• REQUIRED WORK:
Gather up every line from the entries below that uses the word "color".

• THE DATA:

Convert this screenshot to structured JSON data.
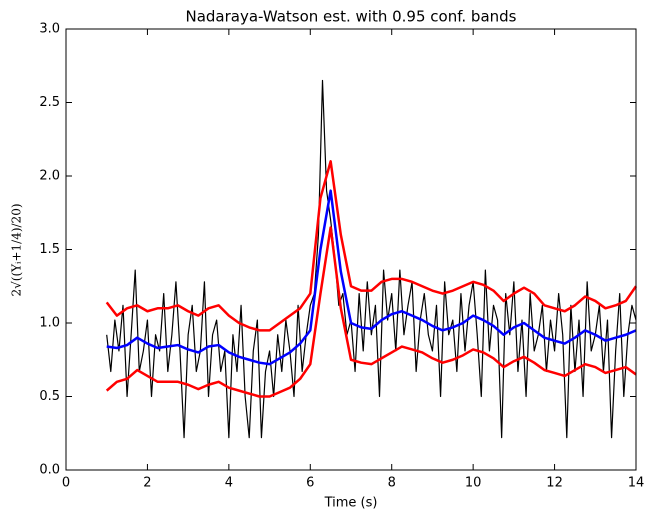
{
  "chart_data": {
    "type": "line",
    "title": "Nadaraya-Watson est. with 0.95 conf. bands",
    "x_label": "Time (s)",
    "y_label": "2√((Yᵢ+1/4)/20)",
    "xlim": [
      0,
      14
    ],
    "ylim": [
      0,
      3
    ],
    "xticks": [
      0,
      2,
      4,
      6,
      8,
      10,
      12,
      14
    ],
    "yticks": [
      {
        "value": 0,
        "label": "0.0"
      },
      {
        "value": 0.5,
        "label": "0.5"
      },
      {
        "value": 1,
        "label": "1.0"
      },
      {
        "value": 1.5,
        "label": "1.5"
      },
      {
        "value": 2,
        "label": "2.0"
      },
      {
        "value": 2.5,
        "label": "2.5"
      },
      {
        "value": 3,
        "label": "3.0"
      }
    ],
    "series": [
      {
        "color": "#000000",
        "width": 1.2,
        "x": [
          1,
          1.1,
          1.2,
          1.3,
          1.4,
          1.5,
          1.6,
          1.7,
          1.8,
          1.9,
          2,
          2.1,
          2.2,
          2.3,
          2.4,
          2.5,
          2.6,
          2.7,
          2.8,
          2.9,
          3,
          3.1,
          3.2,
          3.3,
          3.4,
          3.5,
          3.6,
          3.7,
          3.8,
          3.9,
          4,
          4.1,
          4.2,
          4.3,
          4.4,
          4.5,
          4.6,
          4.7,
          4.8,
          4.9,
          5,
          5.1,
          5.2,
          5.3,
          5.4,
          5.5,
          5.6,
          5.7,
          5.8,
          5.9,
          6,
          6.1,
          6.2,
          6.3,
          6.4,
          6.5,
          6.6,
          6.7,
          6.8,
          6.9,
          7,
          7.1,
          7.2,
          7.3,
          7.4,
          7.5,
          7.6,
          7.7,
          7.8,
          7.9,
          8,
          8.1,
          8.2,
          8.3,
          8.4,
          8.5,
          8.6,
          8.7,
          8.8,
          8.9,
          9,
          9.1,
          9.2,
          9.3,
          9.4,
          9.5,
          9.6,
          9.7,
          9.8,
          9.9,
          10,
          10.1,
          10.2,
          10.3,
          10.4,
          10.5,
          10.6,
          10.7,
          10.8,
          10.9,
          11,
          11.1,
          11.2,
          11.3,
          11.4,
          11.5,
          11.6,
          11.7,
          11.8,
          11.9,
          12,
          12.1,
          12.2,
          12.3,
          12.4,
          12.5,
          12.6,
          12.7,
          12.8,
          12.9,
          13,
          13.1,
          13.2,
          13.3,
          13.4,
          13.5,
          13.6,
          13.7,
          13.8,
          13.9,
          14
        ],
        "values": [
          0.92,
          0.67,
          1.02,
          0.81,
          1.12,
          0.5,
          0.92,
          1.36,
          0.67,
          0.81,
          1.02,
          0.5,
          0.92,
          0.81,
          1.2,
          0.67,
          0.92,
          1.28,
          0.81,
          0.22,
          0.92,
          1.12,
          0.67,
          0.81,
          1.28,
          0.5,
          0.92,
          1.02,
          0.67,
          0.81,
          0.22,
          0.92,
          0.67,
          1.12,
          0.5,
          0.22,
          0.81,
          1.02,
          0.22,
          0.67,
          0.81,
          0.5,
          0.92,
          0.67,
          1.02,
          0.81,
          0.5,
          1.12,
          0.67,
          0.92,
          1.12,
          1.2,
          1.6,
          2.65,
          1.9,
          1.7,
          1.45,
          1.12,
          1.2,
          0.92,
          1.02,
          0.67,
          1.2,
          0.81,
          1.28,
          0.92,
          1.12,
          0.5,
          1.36,
          1.02,
          1.2,
          0.81,
          1.36,
          0.92,
          1.12,
          1.28,
          0.67,
          1.02,
          1.2,
          0.92,
          0.81,
          1.12,
          0.5,
          1.28,
          0.92,
          1.02,
          0.67,
          1.2,
          0.81,
          1.12,
          1.28,
          0.92,
          0.5,
          1.36,
          0.81,
          1.12,
          1.02,
          0.22,
          1.2,
          0.92,
          1.28,
          0.67,
          1.02,
          0.5,
          1.2,
          0.81,
          0.92,
          1.12,
          0.67,
          1.02,
          0.81,
          1.2,
          0.92,
          0.22,
          1.12,
          0.67,
          1.02,
          0.5,
          1.28,
          0.81,
          0.92,
          1.12,
          0.67,
          1.02,
          0.22,
          0.81,
          1.2,
          0.5,
          0.92,
          1.12,
          1.02
        ]
      },
      {
        "color": "#0000ff",
        "width": 2.5,
        "x": [
          1,
          1.25,
          1.5,
          1.75,
          2,
          2.25,
          2.5,
          2.75,
          3,
          3.25,
          3.5,
          3.75,
          4,
          4.25,
          4.5,
          4.75,
          5,
          5.25,
          5.5,
          5.75,
          6,
          6.25,
          6.5,
          6.75,
          7,
          7.25,
          7.5,
          7.75,
          8,
          8.25,
          8.5,
          8.75,
          9,
          9.25,
          9.5,
          9.75,
          10,
          10.25,
          10.5,
          10.75,
          11,
          11.25,
          11.5,
          11.75,
          12,
          12.25,
          12.5,
          12.75,
          13,
          13.25,
          13.5,
          13.75,
          14
        ],
        "values": [
          0.84,
          0.83,
          0.85,
          0.9,
          0.86,
          0.83,
          0.84,
          0.85,
          0.82,
          0.8,
          0.84,
          0.85,
          0.8,
          0.77,
          0.75,
          0.73,
          0.72,
          0.76,
          0.8,
          0.86,
          0.95,
          1.5,
          1.9,
          1.35,
          1.0,
          0.97,
          0.96,
          1.02,
          1.06,
          1.08,
          1.05,
          1.02,
          0.98,
          0.95,
          0.97,
          1.0,
          1.05,
          1.02,
          0.98,
          0.92,
          0.97,
          1.0,
          0.95,
          0.9,
          0.88,
          0.86,
          0.9,
          0.95,
          0.92,
          0.88,
          0.9,
          0.92,
          0.95
        ]
      },
      {
        "color": "#ff0000",
        "width": 2.5,
        "x": [
          1,
          1.25,
          1.5,
          1.75,
          2,
          2.25,
          2.5,
          2.75,
          3,
          3.25,
          3.5,
          3.75,
          4,
          4.25,
          4.5,
          4.75,
          5,
          5.25,
          5.5,
          5.75,
          6,
          6.25,
          6.5,
          6.75,
          7,
          7.25,
          7.5,
          7.75,
          8,
          8.25,
          8.5,
          8.75,
          9,
          9.25,
          9.5,
          9.75,
          10,
          10.25,
          10.5,
          10.75,
          11,
          11.25,
          11.5,
          11.75,
          12,
          12.25,
          12.5,
          12.75,
          13,
          13.25,
          13.5,
          13.75,
          14
        ],
        "values": [
          1.14,
          1.05,
          1.1,
          1.12,
          1.08,
          1.1,
          1.1,
          1.12,
          1.08,
          1.05,
          1.1,
          1.12,
          1.05,
          1.0,
          0.97,
          0.95,
          0.95,
          1.0,
          1.05,
          1.1,
          1.2,
          1.85,
          2.1,
          1.6,
          1.25,
          1.22,
          1.22,
          1.28,
          1.3,
          1.3,
          1.28,
          1.25,
          1.22,
          1.2,
          1.22,
          1.25,
          1.28,
          1.26,
          1.22,
          1.15,
          1.2,
          1.24,
          1.2,
          1.12,
          1.1,
          1.08,
          1.12,
          1.18,
          1.15,
          1.1,
          1.12,
          1.15,
          1.25
        ]
      },
      {
        "color": "#ff0000",
        "width": 2.5,
        "x": [
          1,
          1.25,
          1.5,
          1.75,
          2,
          2.25,
          2.5,
          2.75,
          3,
          3.25,
          3.5,
          3.75,
          4,
          4.25,
          4.5,
          4.75,
          5,
          5.25,
          5.5,
          5.75,
          6,
          6.25,
          6.5,
          6.75,
          7,
          7.25,
          7.5,
          7.75,
          8,
          8.25,
          8.5,
          8.75,
          9,
          9.25,
          9.5,
          9.75,
          10,
          10.25,
          10.5,
          10.75,
          11,
          11.25,
          11.5,
          11.75,
          12,
          12.25,
          12.5,
          12.75,
          13,
          13.25,
          13.5,
          13.75,
          14
        ],
        "values": [
          0.54,
          0.6,
          0.62,
          0.68,
          0.64,
          0.6,
          0.6,
          0.6,
          0.58,
          0.55,
          0.58,
          0.6,
          0.56,
          0.54,
          0.52,
          0.5,
          0.5,
          0.53,
          0.56,
          0.62,
          0.72,
          1.2,
          1.65,
          1.1,
          0.75,
          0.73,
          0.72,
          0.76,
          0.8,
          0.84,
          0.82,
          0.8,
          0.76,
          0.73,
          0.75,
          0.78,
          0.82,
          0.8,
          0.76,
          0.7,
          0.74,
          0.77,
          0.73,
          0.68,
          0.66,
          0.64,
          0.68,
          0.72,
          0.7,
          0.66,
          0.68,
          0.7,
          0.65
        ]
      }
    ]
  }
}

• TASK RESPONSE:
        "color": "#000000",
        "color": "#0000ff",
        "color": "#ff0000",
        "color": "#ff0000",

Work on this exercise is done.